# Required work
Scan the listing below. Report each line that includes "content".

++++ Given information

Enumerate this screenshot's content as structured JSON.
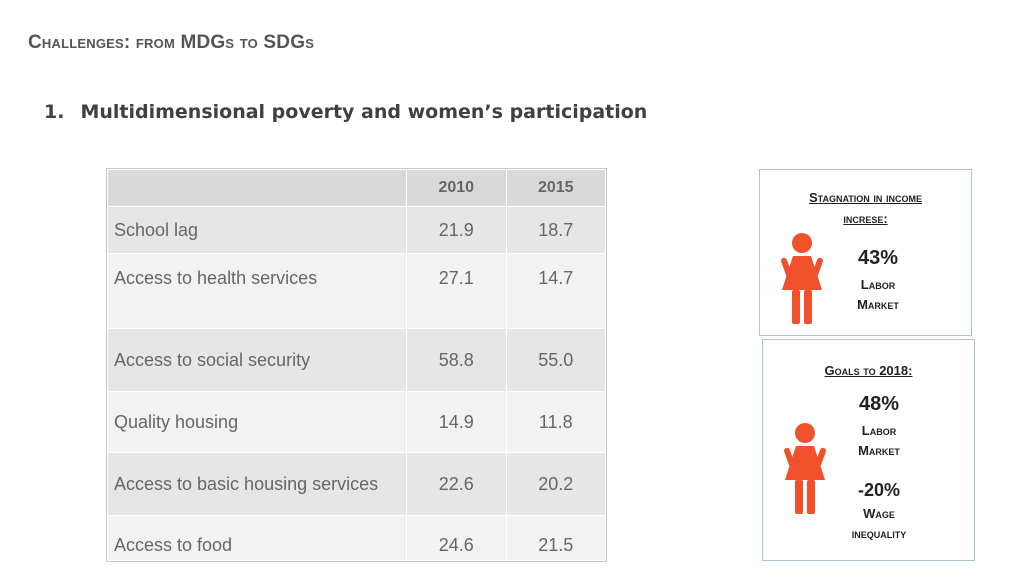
{
  "header": {
    "title": "Challenges: from MDGs to SDGs",
    "section_number": "1.",
    "section_title": "Multidimensional poverty and women’s participation"
  },
  "table": {
    "columns": [
      "",
      "2010",
      "2015"
    ],
    "rows": [
      {
        "label": "School lag",
        "v2010": "21.9",
        "v2015": "18.7"
      },
      {
        "label": "Access to health services",
        "v2010": "27.1",
        "v2015": "14.7"
      },
      {
        "label": "Access to social security",
        "v2010": "58.8",
        "v2015": "55.0"
      },
      {
        "label": "Quality housing",
        "v2010": "14.9",
        "v2015": "11.8"
      },
      {
        "label": "Access to basic housing services",
        "v2010": "22.6",
        "v2015": "20.2"
      },
      {
        "label": "Access to food",
        "v2010": "24.6",
        "v2015": "21.5"
      }
    ]
  },
  "box1": {
    "heading_line1": "Stagnation in income",
    "heading_line2": "increse:",
    "stat": "43%",
    "stat_label_line1": "Labor",
    "stat_label_line2": "Market",
    "icon": "woman-icon",
    "icon_color": "#f0502a"
  },
  "box2": {
    "heading": "Goals to  2018:",
    "stat1": "48%",
    "stat1_label_line1": "Labor",
    "stat1_label_line2": "Market",
    "stat2": "-20%",
    "stat2_label_line1": "Wage",
    "stat2_label_line2": "inequality",
    "icon": "woman-icon",
    "icon_color": "#f0502a"
  }
}
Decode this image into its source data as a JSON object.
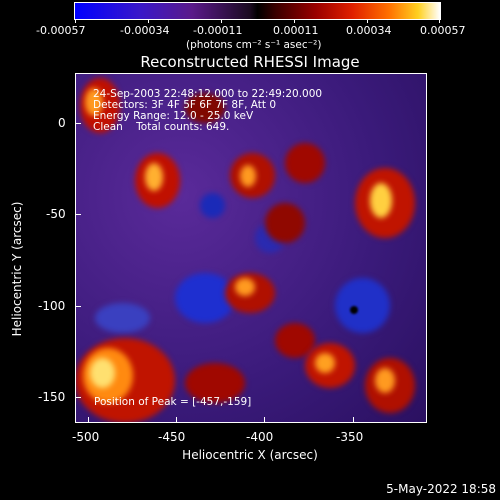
{
  "colorbar": {
    "ticks": [
      "-0.00057",
      "-0.00034",
      "-0.00011",
      "0.00011",
      "0.00034",
      "0.00057"
    ],
    "units": "(photons cm⁻² s⁻¹ asec⁻²)"
  },
  "plot": {
    "title": "Reconstructed RHESSI Image",
    "info": [
      "24-Sep-2003 22:48:12.000 to 22:49:20.000",
      "Detectors: 3F 4F 5F 6F 7F 8F, Att 0",
      "Energy Range: 12.0 - 25.0 keV",
      "Clean    Total counts: 649."
    ],
    "position_label": "Position of Peak = [-457,-159]",
    "xlabel": "Heliocentric X (arcsec)",
    "ylabel": "Heliocentric Y (arcsec)",
    "xticks": [
      "-500",
      "-450",
      "-400",
      "-350"
    ],
    "yticks": [
      "0",
      "-50",
      "-100",
      "-150"
    ],
    "xlim": [
      -500,
      -320
    ],
    "ylim": [
      -165,
      25
    ]
  },
  "footer": {
    "date": "5-May-2022 18:58"
  }
}
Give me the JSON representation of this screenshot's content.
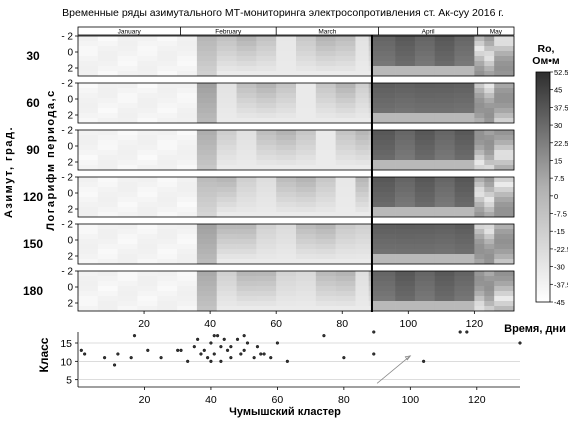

++++++++

# Answer to this task
Enumerate this screenshot's content as structured JSON.
Give me the JSON representation of this screenshot's content.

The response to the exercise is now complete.